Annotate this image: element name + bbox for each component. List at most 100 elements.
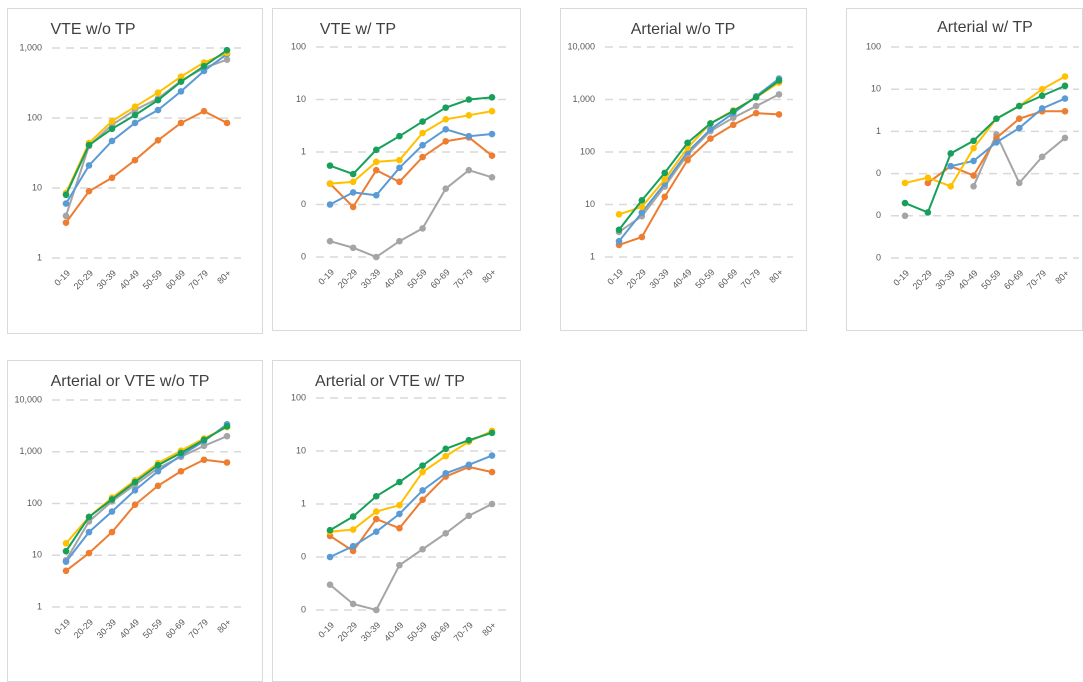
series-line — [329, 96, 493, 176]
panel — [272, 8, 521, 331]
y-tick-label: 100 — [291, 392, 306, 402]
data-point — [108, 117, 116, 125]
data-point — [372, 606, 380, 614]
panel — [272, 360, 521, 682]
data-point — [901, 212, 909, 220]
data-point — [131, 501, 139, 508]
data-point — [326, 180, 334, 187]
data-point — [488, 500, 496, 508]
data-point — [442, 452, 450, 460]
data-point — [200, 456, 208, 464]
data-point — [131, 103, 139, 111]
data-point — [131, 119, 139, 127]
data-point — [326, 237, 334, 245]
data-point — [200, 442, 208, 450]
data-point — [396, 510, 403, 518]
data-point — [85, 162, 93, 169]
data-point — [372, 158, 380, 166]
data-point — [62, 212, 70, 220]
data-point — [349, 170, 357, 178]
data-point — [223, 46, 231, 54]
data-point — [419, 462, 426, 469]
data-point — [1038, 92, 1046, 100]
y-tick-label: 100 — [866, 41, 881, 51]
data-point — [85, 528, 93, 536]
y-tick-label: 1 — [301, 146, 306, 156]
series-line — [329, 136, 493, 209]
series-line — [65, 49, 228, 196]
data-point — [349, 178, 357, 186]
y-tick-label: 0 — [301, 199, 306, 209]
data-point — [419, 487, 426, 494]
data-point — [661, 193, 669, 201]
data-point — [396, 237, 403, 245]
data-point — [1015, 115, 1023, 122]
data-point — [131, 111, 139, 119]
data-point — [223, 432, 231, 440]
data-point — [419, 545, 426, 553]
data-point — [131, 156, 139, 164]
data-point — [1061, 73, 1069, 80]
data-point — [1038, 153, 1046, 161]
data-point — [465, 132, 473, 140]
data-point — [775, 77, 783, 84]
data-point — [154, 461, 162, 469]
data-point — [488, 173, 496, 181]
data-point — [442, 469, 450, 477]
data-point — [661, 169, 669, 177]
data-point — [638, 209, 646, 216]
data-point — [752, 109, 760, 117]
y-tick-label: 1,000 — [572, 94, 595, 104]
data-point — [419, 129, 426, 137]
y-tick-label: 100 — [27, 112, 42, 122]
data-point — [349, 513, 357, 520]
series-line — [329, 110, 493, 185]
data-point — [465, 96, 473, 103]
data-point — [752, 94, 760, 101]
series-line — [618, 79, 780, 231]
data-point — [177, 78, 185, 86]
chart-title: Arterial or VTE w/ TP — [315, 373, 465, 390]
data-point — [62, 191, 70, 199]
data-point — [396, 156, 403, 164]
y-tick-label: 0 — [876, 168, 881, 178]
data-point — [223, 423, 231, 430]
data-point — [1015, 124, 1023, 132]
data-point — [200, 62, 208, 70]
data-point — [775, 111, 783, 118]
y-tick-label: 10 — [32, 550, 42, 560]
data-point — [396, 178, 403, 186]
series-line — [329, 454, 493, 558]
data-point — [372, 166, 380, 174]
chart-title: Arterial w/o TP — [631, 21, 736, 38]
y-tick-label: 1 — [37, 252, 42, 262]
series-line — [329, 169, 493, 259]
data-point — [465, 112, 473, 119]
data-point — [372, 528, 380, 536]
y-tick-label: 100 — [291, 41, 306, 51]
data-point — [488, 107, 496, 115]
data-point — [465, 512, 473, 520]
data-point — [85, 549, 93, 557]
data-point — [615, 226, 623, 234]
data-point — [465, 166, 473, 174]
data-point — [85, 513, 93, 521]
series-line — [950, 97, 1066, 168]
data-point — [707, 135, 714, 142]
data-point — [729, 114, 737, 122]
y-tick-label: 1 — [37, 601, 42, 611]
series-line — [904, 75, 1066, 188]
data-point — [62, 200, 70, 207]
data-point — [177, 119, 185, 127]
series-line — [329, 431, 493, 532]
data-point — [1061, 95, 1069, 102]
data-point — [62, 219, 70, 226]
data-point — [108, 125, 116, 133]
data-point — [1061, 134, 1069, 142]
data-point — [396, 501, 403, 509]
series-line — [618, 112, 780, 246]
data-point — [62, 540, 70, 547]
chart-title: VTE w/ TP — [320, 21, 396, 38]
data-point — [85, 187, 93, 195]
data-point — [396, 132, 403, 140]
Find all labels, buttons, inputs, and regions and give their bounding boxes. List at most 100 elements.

────────

*Directions:*
Rewrite the entries above with "series-line" replaced by "trend-line" wherever it occurs, keeping everything else unchanged and leaving out the pictures.

*Answer below:*
Annotate this image: element name + bbox for each component. List at most 100 elements.
trend-line — [329, 96, 493, 176]
panel — [272, 8, 521, 331]
y-tick-label: 100 — [291, 392, 306, 402]
data-point — [108, 117, 116, 125]
data-point — [372, 606, 380, 614]
panel — [272, 360, 521, 682]
data-point — [901, 212, 909, 220]
data-point — [131, 501, 139, 508]
data-point — [326, 180, 334, 187]
data-point — [488, 500, 496, 508]
data-point — [442, 452, 450, 460]
data-point — [200, 456, 208, 464]
data-point — [131, 103, 139, 111]
data-point — [131, 119, 139, 127]
data-point — [326, 237, 334, 245]
data-point — [200, 442, 208, 450]
data-point — [396, 510, 403, 518]
data-point — [85, 162, 93, 169]
data-point — [372, 158, 380, 166]
data-point — [62, 212, 70, 220]
data-point — [349, 170, 357, 178]
data-point — [223, 46, 231, 54]
data-point — [419, 462, 426, 469]
data-point — [1038, 92, 1046, 100]
y-tick-label: 100 — [866, 41, 881, 51]
data-point — [85, 528, 93, 536]
y-tick-label: 1 — [301, 146, 306, 156]
trend-line — [329, 136, 493, 209]
trend-line — [65, 49, 228, 196]
data-point — [349, 178, 357, 186]
y-tick-label: 0 — [301, 199, 306, 209]
data-point — [419, 487, 426, 494]
data-point — [661, 193, 669, 201]
data-point — [396, 237, 403, 245]
data-point — [1015, 115, 1023, 122]
data-point — [131, 111, 139, 119]
data-point — [223, 432, 231, 440]
data-point — [419, 545, 426, 553]
data-point — [131, 156, 139, 164]
data-point — [1061, 73, 1069, 80]
data-point — [1038, 153, 1046, 161]
data-point — [465, 132, 473, 140]
data-point — [775, 77, 783, 84]
data-point — [154, 461, 162, 469]
data-point — [488, 173, 496, 181]
data-point — [442, 469, 450, 477]
data-point — [661, 169, 669, 177]
data-point — [638, 209, 646, 216]
data-point — [752, 109, 760, 117]
y-tick-label: 1,000 — [572, 94, 595, 104]
data-point — [419, 129, 426, 137]
y-tick-label: 100 — [27, 112, 42, 122]
data-point — [349, 513, 357, 520]
trend-line — [329, 110, 493, 185]
data-point — [465, 96, 473, 103]
data-point — [752, 94, 760, 101]
trend-line — [618, 79, 780, 231]
data-point — [177, 78, 185, 86]
chart-title: Arterial or VTE w/ TP — [315, 373, 465, 390]
data-point — [62, 191, 70, 199]
data-point — [396, 156, 403, 164]
y-tick-label: 0 — [876, 168, 881, 178]
data-point — [223, 423, 231, 430]
data-point — [1015, 124, 1023, 132]
data-point — [200, 62, 208, 70]
data-point — [775, 111, 783, 118]
y-tick-label: 10 — [32, 550, 42, 560]
data-point — [396, 178, 403, 186]
trend-line — [329, 454, 493, 558]
data-point — [372, 166, 380, 174]
chart-title: Arterial w/o TP — [631, 21, 736, 38]
y-tick-label: 1 — [37, 252, 42, 262]
trend-line — [329, 169, 493, 259]
data-point — [465, 112, 473, 119]
data-point — [372, 528, 380, 536]
y-tick-label: 100 — [291, 41, 306, 51]
data-point — [488, 107, 496, 115]
data-point — [465, 512, 473, 520]
data-point — [85, 549, 93, 557]
data-point — [615, 226, 623, 234]
data-point — [465, 166, 473, 174]
data-point — [85, 513, 93, 521]
trend-line — [950, 97, 1066, 168]
data-point — [707, 135, 714, 142]
data-point — [729, 114, 737, 122]
y-tick-label: 1 — [37, 601, 42, 611]
trend-line — [904, 75, 1066, 188]
data-point — [62, 200, 70, 207]
data-point — [177, 119, 185, 127]
trend-line — [329, 431, 493, 532]
data-point — [1061, 95, 1069, 102]
data-point — [62, 219, 70, 226]
data-point — [108, 125, 116, 133]
data-point — [1061, 134, 1069, 142]
data-point — [396, 501, 403, 509]
trend-line — [618, 112, 780, 246]
data-point — [62, 540, 70, 547]
chart-title: VTE w/ TP — [320, 21, 396, 38]
data-point — [85, 187, 93, 195]
data-point — [396, 132, 403, 140]
Find all labels, buttons, inputs, and regions and give their bounding boxes. List at most 100 elements.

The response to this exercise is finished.